◆ WHAT IS REQUIRED ◆
Retype the records below exactly as they appear, but leave out any pictures.

* Start *

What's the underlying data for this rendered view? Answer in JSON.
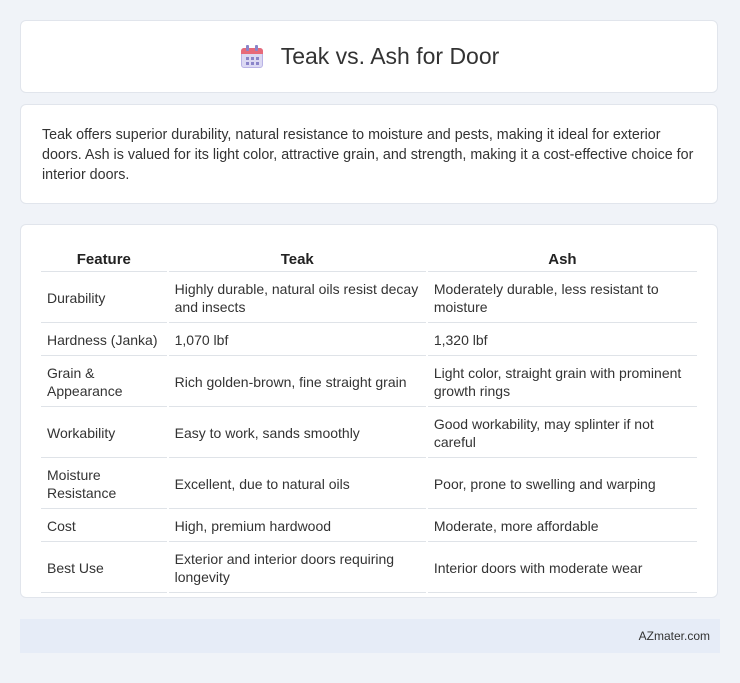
{
  "header": {
    "title": "Teak vs. Ash for Door",
    "icon": "calendar-icon"
  },
  "summary": "Teak offers superior durability, natural resistance to moisture and pests, making it ideal for exterior doors. Ash is valued for its light color, attractive grain, and strength, making it a cost-effective choice for interior doors.",
  "table": {
    "headers": [
      "Feature",
      "Teak",
      "Ash"
    ],
    "rows": [
      [
        "Durability",
        "Highly durable, natural oils resist decay and insects",
        "Moderately durable, less resistant to moisture"
      ],
      [
        "Hardness (Janka)",
        "1,070 lbf",
        "1,320 lbf"
      ],
      [
        "Grain & Appearance",
        "Rich golden-brown, fine straight grain",
        "Light color, straight grain with prominent growth rings"
      ],
      [
        "Workability",
        "Easy to work, sands smoothly",
        "Good workability, may splinter if not careful"
      ],
      [
        "Moisture Resistance",
        "Excellent, due to natural oils",
        "Poor, prone to swelling and warping"
      ],
      [
        "Cost",
        "High, premium hardwood",
        "Moderate, more affordable"
      ],
      [
        "Best Use",
        "Exterior and interior doors requiring longevity",
        "Interior doors with moderate wear"
      ]
    ]
  },
  "footer": {
    "brand": "AZmater.com"
  }
}
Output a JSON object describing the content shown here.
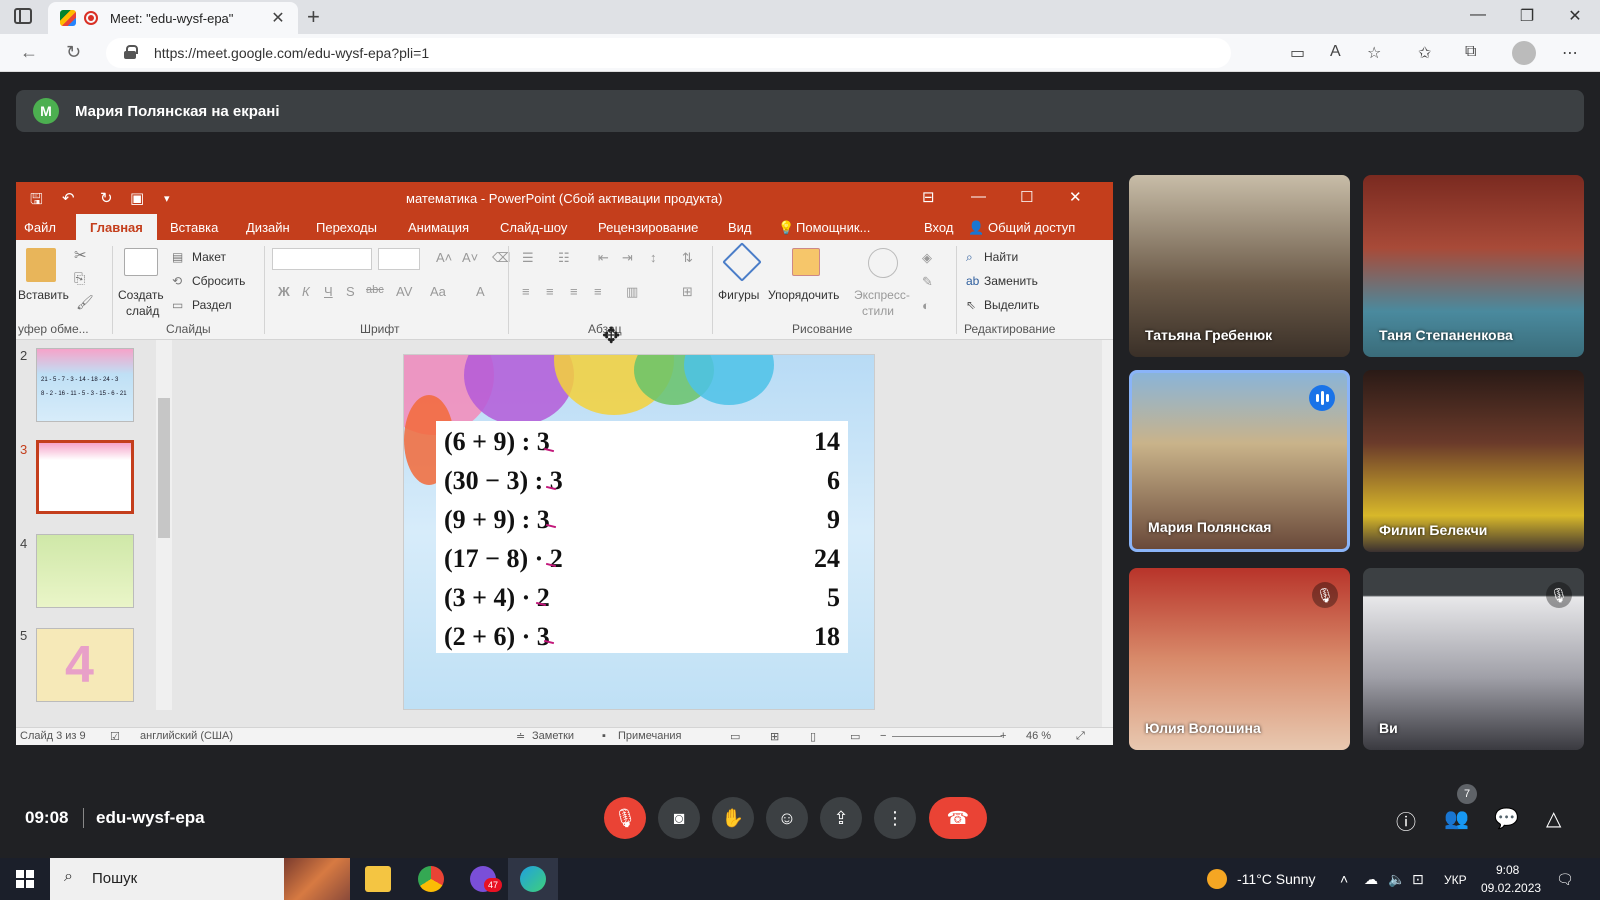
{
  "browser": {
    "tab_title": "Meet: \"edu-wysf-epa\"",
    "url": "https://meet.google.com/edu-wysf-epa?pli=1"
  },
  "banner": {
    "avatar_letter": "M",
    "text": "Мария Полянская на екрані"
  },
  "ppt": {
    "title": "математика - PowerPoint (Сбой активации продукта)",
    "menu": [
      "Файл",
      "Главная",
      "Вставка",
      "Дизайн",
      "Переходы",
      "Анимация",
      "Слайд-шоу",
      "Рецензирование",
      "Вид",
      "Помощник..."
    ],
    "signin": "Вход",
    "share": "Общий доступ",
    "ribbon": {
      "paste": "Вставить",
      "clipboard": "уфер обме...",
      "new_slide_1": "Создать",
      "new_slide_2": "слайд",
      "layout": "Макет",
      "reset": "Сбросить",
      "section": "Раздел",
      "slides": "Слайды",
      "font": "Шрифт",
      "paragraph": "Абзац",
      "shapes": "Фигуры",
      "arrange": "Упорядочить",
      "quick_styles_1": "Экспресс-",
      "quick_styles_2": "стили",
      "drawing": "Рисование",
      "find": "Найти",
      "replace": "Заменить",
      "select": "Выделить",
      "editing": "Редактирование"
    },
    "thumb_numbers": [
      "2",
      "3",
      "4",
      "5"
    ],
    "thumb2_lines": [
      "21 - 5 - 7 - 3 - 14 - 18 - 24 - 3",
      "8 - 2 - 16 - 11 - 5 - 3 - 15 - 6 - 21"
    ],
    "slide_rows": [
      {
        "expr": "(6 + 9) : 3",
        "answer": "14"
      },
      {
        "expr": "(30 − 3) : 3",
        "answer": "6"
      },
      {
        "expr": "(9 + 9) : 3",
        "answer": "9"
      },
      {
        "expr": "(17 − 8) · 2",
        "answer": "24"
      },
      {
        "expr": "(3 + 4) · 2",
        "answer": "5"
      },
      {
        "expr": "(2 + 6) · 3",
        "answer": "18"
      }
    ],
    "status": {
      "slide": "Слайд 3 из 9",
      "language": "английский (США)",
      "notes": "Заметки",
      "comments": "Примечания",
      "zoom": "46 %"
    }
  },
  "participants": [
    {
      "name": "Татьяна Гребенюк",
      "muted": false,
      "speaking": false
    },
    {
      "name": "Таня Степаненкова",
      "muted": false,
      "speaking": false
    },
    {
      "name": "Мария Полянская",
      "muted": false,
      "speaking": true
    },
    {
      "name": "Филип Белекчи",
      "muted": false,
      "speaking": false
    },
    {
      "name": "Юлия Волошина",
      "muted": true,
      "speaking": false
    },
    {
      "name": "Ви",
      "muted": true,
      "speaking": false
    }
  ],
  "meeting": {
    "time": "09:08",
    "code": "edu-wysf-epa",
    "people_count": "7"
  },
  "taskbar": {
    "search": "Пошук",
    "app_badge": "47",
    "weather": "-11°C  Sunny",
    "lang": "УКР",
    "time": "9:08",
    "date": "09.02.2023"
  }
}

* End *

◆ SOLUTION ◆
What's the underlying data for this rendered view? Answer in JSON.
{
  "header": {
    "title": "Teak vs. Ash for Door",
    "icon": "calendar-icon"
  },
  "summary": "Teak offers superior durability, natural resistance to moisture and pests, making it ideal for exterior doors. Ash is valued for its light color, attractive grain, and strength, making it a cost-effective choice for interior doors.",
  "table": {
    "headers": [
      "Feature",
      "Teak",
      "Ash"
    ],
    "rows": [
      [
        "Durability",
        "Highly durable, natural oils resist decay and insects",
        "Moderately durable, less resistant to moisture"
      ],
      [
        "Hardness (Janka)",
        "1,070 lbf",
        "1,320 lbf"
      ],
      [
        "Grain & Appearance",
        "Rich golden-brown, fine straight grain",
        "Light color, straight grain with prominent growth rings"
      ],
      [
        "Workability",
        "Easy to work, sands smoothly",
        "Good workability, may splinter if not careful"
      ],
      [
        "Moisture Resistance",
        "Excellent, due to natural oils",
        "Poor, prone to swelling and warping"
      ],
      [
        "Cost",
        "High, premium hardwood",
        "Moderate, more affordable"
      ],
      [
        "Best Use",
        "Exterior and interior doors requiring longevity",
        "Interior doors with moderate wear"
      ]
    ]
  },
  "footer": {
    "brand": "AZmater.com"
  }
}
Output a JSON object describing the content shown here.
{
  "browser": {
    "tab_title": "Meet: \"edu-wysf-epa\"",
    "url": "https://meet.google.com/edu-wysf-epa?pli=1"
  },
  "banner": {
    "avatar_letter": "M",
    "text": "Мария Полянская на екрані"
  },
  "ppt": {
    "title": "математика - PowerPoint (Сбой активации продукта)",
    "menu": [
      "Файл",
      "Главная",
      "Вставка",
      "Дизайн",
      "Переходы",
      "Анимация",
      "Слайд-шоу",
      "Рецензирование",
      "Вид",
      "Помощник..."
    ],
    "signin": "Вход",
    "share": "Общий доступ",
    "ribbon": {
      "paste": "Вставить",
      "clipboard": "уфер обме...",
      "new_slide_1": "Создать",
      "new_slide_2": "слайд",
      "layout": "Макет",
      "reset": "Сбросить",
      "section": "Раздел",
      "slides": "Слайды",
      "font": "Шрифт",
      "paragraph": "Абзац",
      "shapes": "Фигуры",
      "arrange": "Упорядочить",
      "quick_styles_1": "Экспресс-",
      "quick_styles_2": "стили",
      "drawing": "Рисование",
      "find": "Найти",
      "replace": "Заменить",
      "select": "Выделить",
      "editing": "Редактирование"
    },
    "thumb_numbers": [
      "2",
      "3",
      "4",
      "5"
    ],
    "thumb2_lines": [
      "21 - 5 - 7 - 3 - 14 - 18 - 24 - 3",
      "8 - 2 - 16 - 11 - 5 - 3 - 15 - 6 - 21"
    ],
    "slide_rows": [
      {
        "expr": "(6 + 9) : 3",
        "answer": "14"
      },
      {
        "expr": "(30 − 3) : 3",
        "answer": "6"
      },
      {
        "expr": "(9 + 9) : 3",
        "answer": "9"
      },
      {
        "expr": "(17 − 8) · 2",
        "answer": "24"
      },
      {
        "expr": "(3 + 4) · 2",
        "answer": "5"
      },
      {
        "expr": "(2 + 6) · 3",
        "answer": "18"
      }
    ],
    "status": {
      "slide": "Слайд 3 из 9",
      "language": "английский (США)",
      "notes": "Заметки",
      "comments": "Примечания",
      "zoom": "46 %"
    }
  },
  "participants": [
    {
      "name": "Татьяна Гребенюк",
      "muted": false,
      "speaking": false
    },
    {
      "name": "Таня Степаненкова",
      "muted": false,
      "speaking": false
    },
    {
      "name": "Мария Полянская",
      "muted": false,
      "speaking": true
    },
    {
      "name": "Филип Белекчи",
      "muted": false,
      "speaking": false
    },
    {
      "name": "Юлия Волошина",
      "muted": true,
      "speaking": false
    },
    {
      "name": "Ви",
      "muted": true,
      "speaking": false
    }
  ],
  "meeting": {
    "time": "09:08",
    "code": "edu-wysf-epa",
    "people_count": "7"
  },
  "taskbar": {
    "search": "Пошук",
    "app_badge": "47",
    "weather": "-11°C  Sunny",
    "lang": "УКР",
    "time": "9:08",
    "date": "09.02.2023"
  }
}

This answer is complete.